● Problem details: Repeat each entry in full, exactly.

-- START --

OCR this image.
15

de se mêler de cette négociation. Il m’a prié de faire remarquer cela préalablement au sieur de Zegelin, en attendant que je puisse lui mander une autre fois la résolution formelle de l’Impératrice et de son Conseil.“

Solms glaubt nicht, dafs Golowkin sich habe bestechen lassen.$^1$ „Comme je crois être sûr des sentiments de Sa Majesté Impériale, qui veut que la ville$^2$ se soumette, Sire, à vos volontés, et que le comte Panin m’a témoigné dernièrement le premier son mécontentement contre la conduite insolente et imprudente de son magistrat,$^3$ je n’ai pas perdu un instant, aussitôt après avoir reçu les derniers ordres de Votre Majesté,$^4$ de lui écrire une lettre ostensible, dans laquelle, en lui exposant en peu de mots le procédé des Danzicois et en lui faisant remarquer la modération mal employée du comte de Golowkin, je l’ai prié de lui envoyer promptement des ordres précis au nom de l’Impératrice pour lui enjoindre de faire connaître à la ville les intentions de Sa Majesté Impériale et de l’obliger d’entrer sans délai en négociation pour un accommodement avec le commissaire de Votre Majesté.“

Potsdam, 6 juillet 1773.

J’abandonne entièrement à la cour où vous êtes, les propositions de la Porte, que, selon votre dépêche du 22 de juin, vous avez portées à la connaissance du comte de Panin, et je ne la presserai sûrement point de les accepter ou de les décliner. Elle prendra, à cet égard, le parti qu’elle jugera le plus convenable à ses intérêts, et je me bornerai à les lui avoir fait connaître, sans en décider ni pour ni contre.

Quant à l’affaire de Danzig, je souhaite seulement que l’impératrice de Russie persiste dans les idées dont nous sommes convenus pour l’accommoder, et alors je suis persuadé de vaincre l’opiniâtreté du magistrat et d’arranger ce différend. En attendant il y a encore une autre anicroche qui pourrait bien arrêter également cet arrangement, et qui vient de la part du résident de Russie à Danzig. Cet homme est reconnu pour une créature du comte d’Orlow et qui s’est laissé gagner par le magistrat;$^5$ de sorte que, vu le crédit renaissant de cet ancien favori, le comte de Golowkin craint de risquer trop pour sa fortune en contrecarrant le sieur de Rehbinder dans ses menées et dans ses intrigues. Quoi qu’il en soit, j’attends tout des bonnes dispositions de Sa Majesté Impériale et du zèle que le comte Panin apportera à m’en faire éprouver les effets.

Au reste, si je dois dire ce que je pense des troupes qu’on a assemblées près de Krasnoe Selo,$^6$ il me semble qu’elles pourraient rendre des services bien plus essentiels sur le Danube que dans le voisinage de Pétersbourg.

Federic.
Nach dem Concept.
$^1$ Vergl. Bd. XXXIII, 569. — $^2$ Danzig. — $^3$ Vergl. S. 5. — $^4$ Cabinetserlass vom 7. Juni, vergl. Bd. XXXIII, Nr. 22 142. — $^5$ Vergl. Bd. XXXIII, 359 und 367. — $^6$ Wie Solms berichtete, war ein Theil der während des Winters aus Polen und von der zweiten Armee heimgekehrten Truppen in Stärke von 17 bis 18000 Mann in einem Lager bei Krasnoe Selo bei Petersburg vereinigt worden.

-- END --

● Output for this task:
OCR this image.
15

de se mêler de cette négociation. Il m’a prié de faire remarquer cela préalablement au sieur de Zegelin, en attendant que je puisse lui mander une autre fois la résolution formelle de l’Impératrice et de son Conseil.“

Solms glaubt nicht, dafs Golowkin sich habe bestechen lassen.$^1$ „Comme je crois être sûr des sentiments de Sa Majesté Impériale, qui veut que la ville$^2$ se soumette, Sire, à vos volontés, et que le comte Panin m’a témoigné dernièrement le premier son mécontentement contre la conduite insolente et imprudente de son magistrat,$^3$ je n’ai pas perdu un instant, aussitôt après avoir reçu les derniers ordres de Votre Majesté,$^4$ de lui écrire une lettre ostensible, dans laquelle, en lui exposant en peu de mots le procédé des Danzicois et en lui faisant remarquer la modération mal employée du comte de Golowkin, je l’ai prié de lui envoyer promptement des ordres précis au nom de l’Impératrice pour lui enjoindre de faire connaître à la ville les intentions de Sa Majesté Impériale et de l’obliger d’entrer sans délai en négociation pour un accommodement avec le commissaire de Votre Majesté.“

Potsdam, 6 juillet 1773.

J’abandonne entièrement à la cour où vous êtes, les propositions de la Porte, que, selon votre dépêche du 22 de juin, vous avez portées à la connaissance du comte de Panin, et je ne la presserai sûrement point de les accepter ou de les décliner. Elle prendra, à cet égard, le parti qu’elle jugera le plus convenable à ses intérêts, et je me bornerai à les lui avoir fait connaître, sans en décider ni pour ni contre.

Quant à l’affaire de Danzig, je souhaite seulement que l’impératrice de Russie persiste dans les idées dont nous sommes convenus pour l’accommoder, et alors je suis persuadé de vaincre l’opiniâtreté du magistrat et d’arranger ce différend. En attendant il y a encore une autre anicroche qui pourrait bien arrêter également cet arrangement, et qui vient de la part du résident de Russie à Danzig. Cet homme est reconnu pour une créature du comte d’Orlow et qui s’est laissé gagner par le magistrat;$^5$ de sorte que, vu le crédit renaissant de cet ancien favori, le comte de Golowkin craint de risquer trop pour sa fortune en contrecarrant le sieur de Rehbinder dans ses menées et dans ses intrigues. Quoi qu’il en soit, j’attends tout des bonnes dispositions de Sa Majesté Impériale et du zèle que le comte Panin apportera à m’en faire éprouver les effets.

Au reste, si je dois dire ce que je pense des troupes qu’on a assemblées près de Krasnoe Selo,$^6$ il me semble qu’elles pourraient rendre des services bien plus essentiels sur le Danube que dans le voisinage de Pétersbourg.

Federic.
Nach dem Concept.
$^1$ Vergl. Bd. XXXIII, 569. — $^2$ Danzig. — $^3$ Vergl. S. 5. — $^4$ Cabinetserlass vom 7. Juni, vergl. Bd. XXXIII, Nr. 22 142. — $^5$ Vergl. Bd. XXXIII, 359 und 367. — $^6$ Wie Solms berichtete, war ein Theil der während des Winters aus Polen und von der zweiten Armee heimgekehrten Truppen in Stärke von 17 bis 18000 Mann in einem Lager bei Krasnoe Selo bei Petersburg vereinigt worden.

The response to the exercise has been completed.